Task goal: Locate "Extract all readable text from this page." in the listing. Transcribe the line that contains it and every line that follows, through the last, omitting all pictures.

Given information:
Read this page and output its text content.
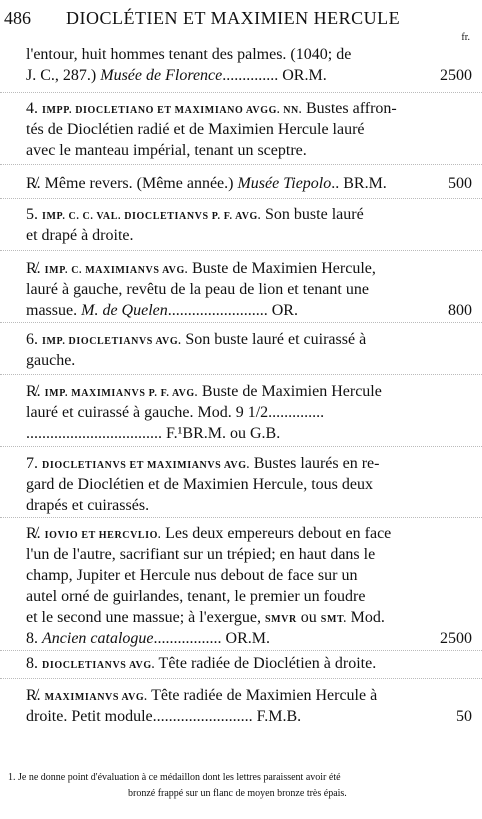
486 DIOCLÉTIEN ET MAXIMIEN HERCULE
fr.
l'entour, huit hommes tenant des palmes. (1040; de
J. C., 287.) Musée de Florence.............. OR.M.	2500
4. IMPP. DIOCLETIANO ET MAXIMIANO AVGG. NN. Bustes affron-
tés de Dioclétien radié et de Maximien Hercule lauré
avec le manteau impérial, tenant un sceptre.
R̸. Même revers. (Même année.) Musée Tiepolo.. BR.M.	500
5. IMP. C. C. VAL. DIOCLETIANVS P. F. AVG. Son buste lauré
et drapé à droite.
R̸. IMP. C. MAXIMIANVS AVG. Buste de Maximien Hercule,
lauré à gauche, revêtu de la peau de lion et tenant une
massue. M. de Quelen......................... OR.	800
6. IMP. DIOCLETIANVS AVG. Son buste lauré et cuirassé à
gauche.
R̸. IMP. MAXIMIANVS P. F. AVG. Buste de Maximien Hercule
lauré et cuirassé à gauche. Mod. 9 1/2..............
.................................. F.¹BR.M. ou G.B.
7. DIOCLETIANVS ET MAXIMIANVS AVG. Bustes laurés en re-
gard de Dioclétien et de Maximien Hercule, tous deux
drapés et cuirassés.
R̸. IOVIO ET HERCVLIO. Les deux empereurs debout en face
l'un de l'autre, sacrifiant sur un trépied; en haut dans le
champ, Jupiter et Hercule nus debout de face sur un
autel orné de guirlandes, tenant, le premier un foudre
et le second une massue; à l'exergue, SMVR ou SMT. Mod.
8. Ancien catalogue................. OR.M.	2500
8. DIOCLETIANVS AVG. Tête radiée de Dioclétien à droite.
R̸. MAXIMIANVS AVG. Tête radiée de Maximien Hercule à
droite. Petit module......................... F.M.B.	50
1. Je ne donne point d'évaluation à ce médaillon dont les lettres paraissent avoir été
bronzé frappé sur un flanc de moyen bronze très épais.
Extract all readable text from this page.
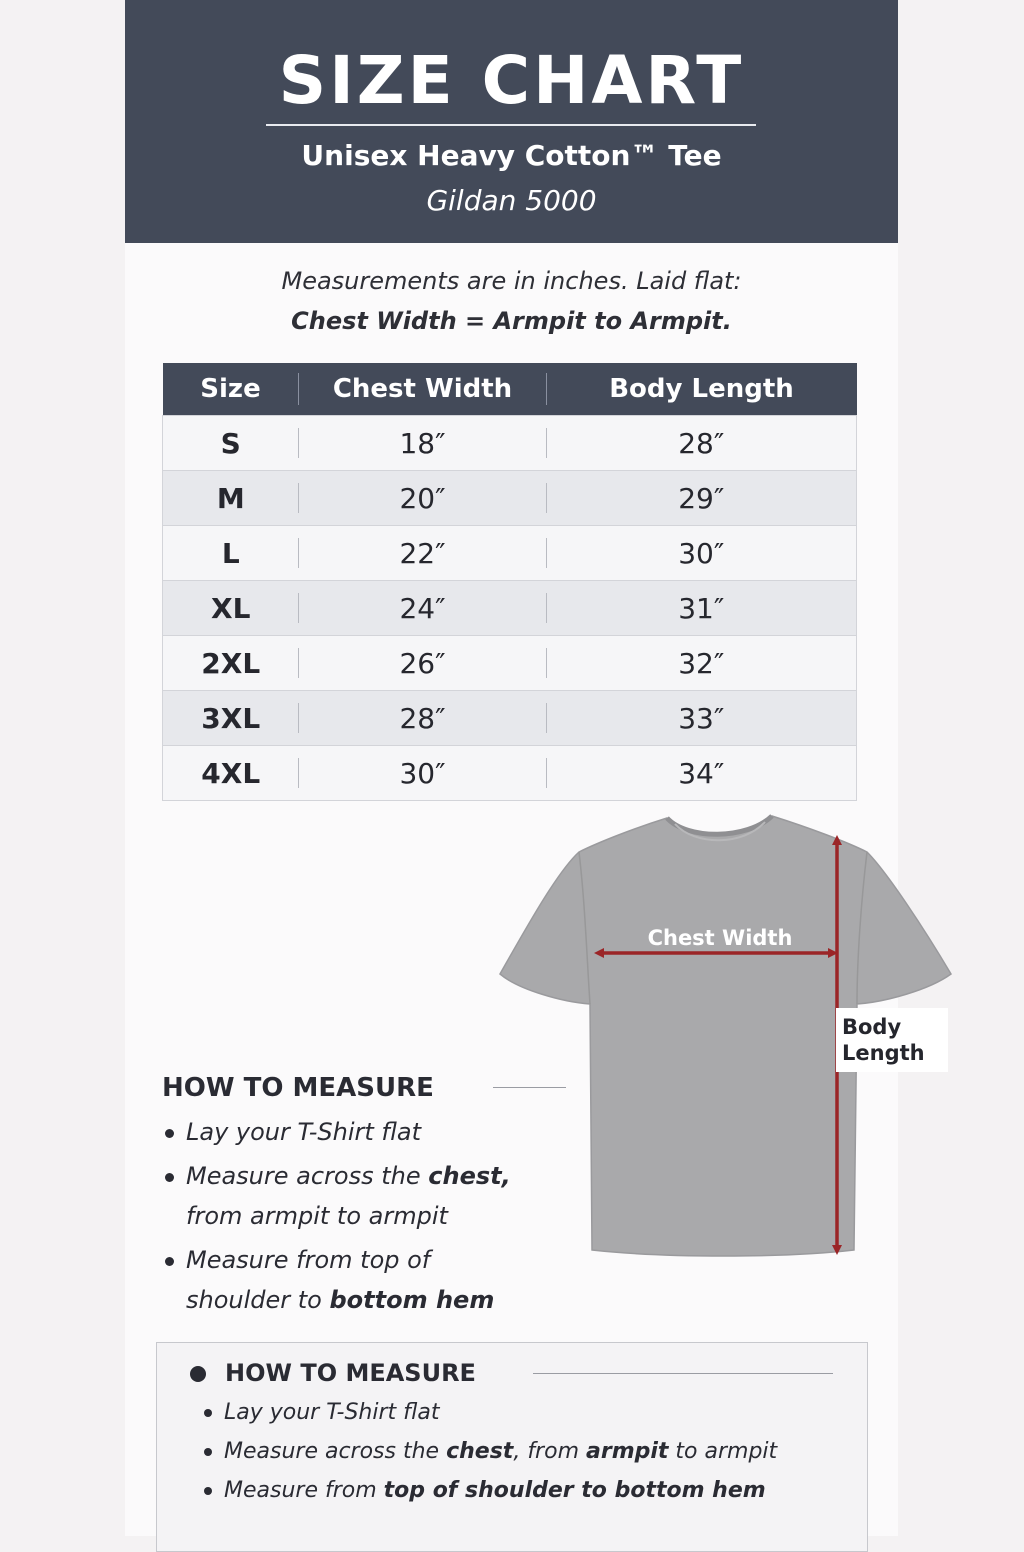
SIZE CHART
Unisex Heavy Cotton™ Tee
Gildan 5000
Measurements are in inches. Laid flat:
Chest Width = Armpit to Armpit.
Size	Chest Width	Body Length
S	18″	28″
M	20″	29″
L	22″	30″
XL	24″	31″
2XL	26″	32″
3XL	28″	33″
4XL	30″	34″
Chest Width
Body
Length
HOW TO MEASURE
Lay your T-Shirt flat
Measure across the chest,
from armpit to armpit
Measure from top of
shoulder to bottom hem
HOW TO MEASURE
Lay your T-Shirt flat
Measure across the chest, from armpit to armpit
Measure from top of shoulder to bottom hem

Response below:
Extract all readable text from this page.
SIZE CHART
Unisex Heavy Cotton™ Tee
Gildan 5000
Measurements are in inches. Laid flat:
Chest Width = Armpit to Armpit.
Size	Chest Width	Body Length
S	18″	28″
M	20″	29″
L	22″	30″
XL	24″	31″
2XL	26″	32″
3XL	28″	33″
4XL	30″	34″
Chest Width
Body
Length
HOW TO MEASURE
Lay your T-Shirt flat
Measure across the chest,
from armpit to armpit
Measure from top of
shoulder to bottom hem
HOW TO MEASURE
Lay your T-Shirt flat
Measure across the chest, from armpit to armpit
Measure from top of shoulder to bottom hem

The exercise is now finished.